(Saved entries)
┄┄┄┄┄┄┄┄┄┄

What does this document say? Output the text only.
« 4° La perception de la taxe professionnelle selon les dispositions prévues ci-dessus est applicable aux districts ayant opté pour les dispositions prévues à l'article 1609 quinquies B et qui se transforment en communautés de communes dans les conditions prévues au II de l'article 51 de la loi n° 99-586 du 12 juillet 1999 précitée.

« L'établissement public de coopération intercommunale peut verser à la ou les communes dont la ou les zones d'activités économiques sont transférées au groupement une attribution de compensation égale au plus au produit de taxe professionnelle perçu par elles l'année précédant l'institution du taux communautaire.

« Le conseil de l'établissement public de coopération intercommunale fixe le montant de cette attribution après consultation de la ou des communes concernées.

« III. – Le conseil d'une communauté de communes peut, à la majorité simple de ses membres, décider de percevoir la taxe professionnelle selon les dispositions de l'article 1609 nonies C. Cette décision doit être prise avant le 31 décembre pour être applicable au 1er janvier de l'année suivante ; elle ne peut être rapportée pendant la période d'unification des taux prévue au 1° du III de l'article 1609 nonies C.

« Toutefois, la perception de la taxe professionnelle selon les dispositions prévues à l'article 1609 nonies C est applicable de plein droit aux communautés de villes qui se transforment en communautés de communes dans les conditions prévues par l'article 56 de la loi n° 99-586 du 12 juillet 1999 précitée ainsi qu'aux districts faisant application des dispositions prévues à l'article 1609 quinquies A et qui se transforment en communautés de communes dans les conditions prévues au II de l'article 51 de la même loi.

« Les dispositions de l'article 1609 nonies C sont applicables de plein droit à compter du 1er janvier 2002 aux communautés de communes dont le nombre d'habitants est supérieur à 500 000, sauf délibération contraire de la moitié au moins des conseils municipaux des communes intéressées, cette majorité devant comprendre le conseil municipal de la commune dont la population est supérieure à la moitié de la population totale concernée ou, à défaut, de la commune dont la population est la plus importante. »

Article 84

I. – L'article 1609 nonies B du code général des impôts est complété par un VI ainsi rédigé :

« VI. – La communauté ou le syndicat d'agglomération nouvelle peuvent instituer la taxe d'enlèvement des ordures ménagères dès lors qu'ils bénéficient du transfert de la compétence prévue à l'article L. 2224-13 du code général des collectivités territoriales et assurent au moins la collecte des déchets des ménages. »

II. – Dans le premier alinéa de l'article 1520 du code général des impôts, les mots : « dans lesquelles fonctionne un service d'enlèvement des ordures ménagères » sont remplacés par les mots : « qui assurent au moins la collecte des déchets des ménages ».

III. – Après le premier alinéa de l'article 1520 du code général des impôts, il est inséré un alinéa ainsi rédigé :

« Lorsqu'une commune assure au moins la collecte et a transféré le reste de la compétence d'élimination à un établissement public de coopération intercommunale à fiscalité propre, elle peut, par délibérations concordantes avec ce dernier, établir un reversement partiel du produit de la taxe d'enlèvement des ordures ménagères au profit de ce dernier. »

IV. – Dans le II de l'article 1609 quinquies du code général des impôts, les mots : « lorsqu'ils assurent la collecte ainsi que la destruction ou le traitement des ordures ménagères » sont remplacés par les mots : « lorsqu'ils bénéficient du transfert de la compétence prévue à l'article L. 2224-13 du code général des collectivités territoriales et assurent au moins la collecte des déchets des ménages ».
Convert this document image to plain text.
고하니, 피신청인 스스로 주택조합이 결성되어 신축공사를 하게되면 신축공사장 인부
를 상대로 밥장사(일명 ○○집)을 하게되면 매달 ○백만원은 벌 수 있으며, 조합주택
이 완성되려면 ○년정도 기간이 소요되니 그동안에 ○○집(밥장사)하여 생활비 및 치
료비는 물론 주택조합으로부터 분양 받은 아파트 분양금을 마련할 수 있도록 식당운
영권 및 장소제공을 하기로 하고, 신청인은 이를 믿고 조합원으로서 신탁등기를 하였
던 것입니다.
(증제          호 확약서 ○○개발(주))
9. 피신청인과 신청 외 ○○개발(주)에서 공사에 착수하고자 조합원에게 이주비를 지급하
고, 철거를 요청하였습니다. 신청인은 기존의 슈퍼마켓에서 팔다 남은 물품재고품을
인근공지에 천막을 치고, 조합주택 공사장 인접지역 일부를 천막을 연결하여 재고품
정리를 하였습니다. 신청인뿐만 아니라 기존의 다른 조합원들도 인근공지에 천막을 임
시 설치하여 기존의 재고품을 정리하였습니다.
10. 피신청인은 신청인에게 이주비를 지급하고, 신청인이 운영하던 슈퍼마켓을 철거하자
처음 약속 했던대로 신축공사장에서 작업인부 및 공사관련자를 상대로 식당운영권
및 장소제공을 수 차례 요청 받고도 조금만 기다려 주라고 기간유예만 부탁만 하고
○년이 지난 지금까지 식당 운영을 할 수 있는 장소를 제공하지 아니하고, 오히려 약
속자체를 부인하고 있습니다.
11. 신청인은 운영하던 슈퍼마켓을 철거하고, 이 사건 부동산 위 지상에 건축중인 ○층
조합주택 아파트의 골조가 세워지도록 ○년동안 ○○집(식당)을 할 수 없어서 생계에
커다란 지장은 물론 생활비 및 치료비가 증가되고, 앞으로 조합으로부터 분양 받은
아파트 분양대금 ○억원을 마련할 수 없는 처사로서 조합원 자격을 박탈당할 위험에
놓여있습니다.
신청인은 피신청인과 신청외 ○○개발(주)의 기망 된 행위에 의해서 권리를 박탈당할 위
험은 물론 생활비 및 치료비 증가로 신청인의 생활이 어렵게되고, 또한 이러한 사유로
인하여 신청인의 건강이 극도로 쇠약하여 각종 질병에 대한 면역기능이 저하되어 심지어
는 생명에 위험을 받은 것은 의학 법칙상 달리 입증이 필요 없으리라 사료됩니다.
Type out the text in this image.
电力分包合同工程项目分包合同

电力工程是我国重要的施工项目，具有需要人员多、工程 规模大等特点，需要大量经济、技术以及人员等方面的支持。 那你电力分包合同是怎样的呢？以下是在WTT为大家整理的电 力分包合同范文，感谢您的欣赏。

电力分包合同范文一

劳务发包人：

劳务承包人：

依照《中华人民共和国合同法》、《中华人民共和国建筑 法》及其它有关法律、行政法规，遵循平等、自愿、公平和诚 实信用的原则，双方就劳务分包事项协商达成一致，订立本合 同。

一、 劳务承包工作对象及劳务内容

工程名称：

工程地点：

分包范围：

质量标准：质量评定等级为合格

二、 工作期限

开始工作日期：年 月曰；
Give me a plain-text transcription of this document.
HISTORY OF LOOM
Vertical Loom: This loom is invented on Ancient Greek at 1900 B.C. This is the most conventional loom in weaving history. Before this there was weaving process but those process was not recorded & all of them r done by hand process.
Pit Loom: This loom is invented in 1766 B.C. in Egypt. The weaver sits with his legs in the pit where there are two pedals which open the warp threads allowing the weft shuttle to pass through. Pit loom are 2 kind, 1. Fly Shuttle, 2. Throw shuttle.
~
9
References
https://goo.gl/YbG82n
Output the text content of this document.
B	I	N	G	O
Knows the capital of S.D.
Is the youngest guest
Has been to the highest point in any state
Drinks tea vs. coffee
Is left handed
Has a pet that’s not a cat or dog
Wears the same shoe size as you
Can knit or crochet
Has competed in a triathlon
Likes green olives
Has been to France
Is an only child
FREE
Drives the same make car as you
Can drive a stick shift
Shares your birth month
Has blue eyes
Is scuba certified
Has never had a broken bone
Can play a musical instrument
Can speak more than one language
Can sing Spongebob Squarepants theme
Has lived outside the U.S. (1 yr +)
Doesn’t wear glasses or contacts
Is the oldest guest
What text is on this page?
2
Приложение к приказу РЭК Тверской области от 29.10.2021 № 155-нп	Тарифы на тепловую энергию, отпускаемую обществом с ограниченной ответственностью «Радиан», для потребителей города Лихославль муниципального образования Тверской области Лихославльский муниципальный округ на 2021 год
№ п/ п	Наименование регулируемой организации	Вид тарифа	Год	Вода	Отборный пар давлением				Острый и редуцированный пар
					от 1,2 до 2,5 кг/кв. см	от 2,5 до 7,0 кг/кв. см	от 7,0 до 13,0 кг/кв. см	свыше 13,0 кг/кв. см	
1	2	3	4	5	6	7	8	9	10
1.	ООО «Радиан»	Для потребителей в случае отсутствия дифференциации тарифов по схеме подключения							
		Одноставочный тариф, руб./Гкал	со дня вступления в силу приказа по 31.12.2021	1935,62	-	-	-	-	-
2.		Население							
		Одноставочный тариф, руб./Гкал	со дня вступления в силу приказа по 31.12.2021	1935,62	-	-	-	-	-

┄┄┄┄┄┄┄┄┄┄

Given problem: Repeat word for word every line from the one that holds "What text is on this page?" to the end. Both ends count.

Exercise output:
What text is on this page?
2
Приложение к приказу РЭК Тверской области от 29.10.2021 № 155-нп	Тарифы на тепловую энергию, отпускаемую обществом с ограниченной ответственностью «Радиан», для потребителей города Лихославль муниципального образования Тверской области Лихославльский муниципальный округ на 2021 год
№ п/ п	Наименование регулируемой организации	Вид тарифа	Год	Вода	Отборный пар давлением				Острый и редуцированный пар
					от 1,2 до 2,5 кг/кв. см	от 2,5 до 7,0 кг/кв. см	от 7,0 до 13,0 кг/кв. см	свыше 13,0 кг/кв. см	
1	2	3	4	5	6	7	8	9	10
1.	ООО «Радиан»	Для потребителей в случае отсутствия дифференциации тарифов по схеме подключения							
		Одноставочный тариф, руб./Гкал	со дня вступления в силу приказа по 31.12.2021	1935,62	-	-	-	-	-
2.		Население							
		Одноставочный тариф, руб./Гкал	со дня вступления в силу приказа по 31.12.2021	1935,62	-	-	-	-	-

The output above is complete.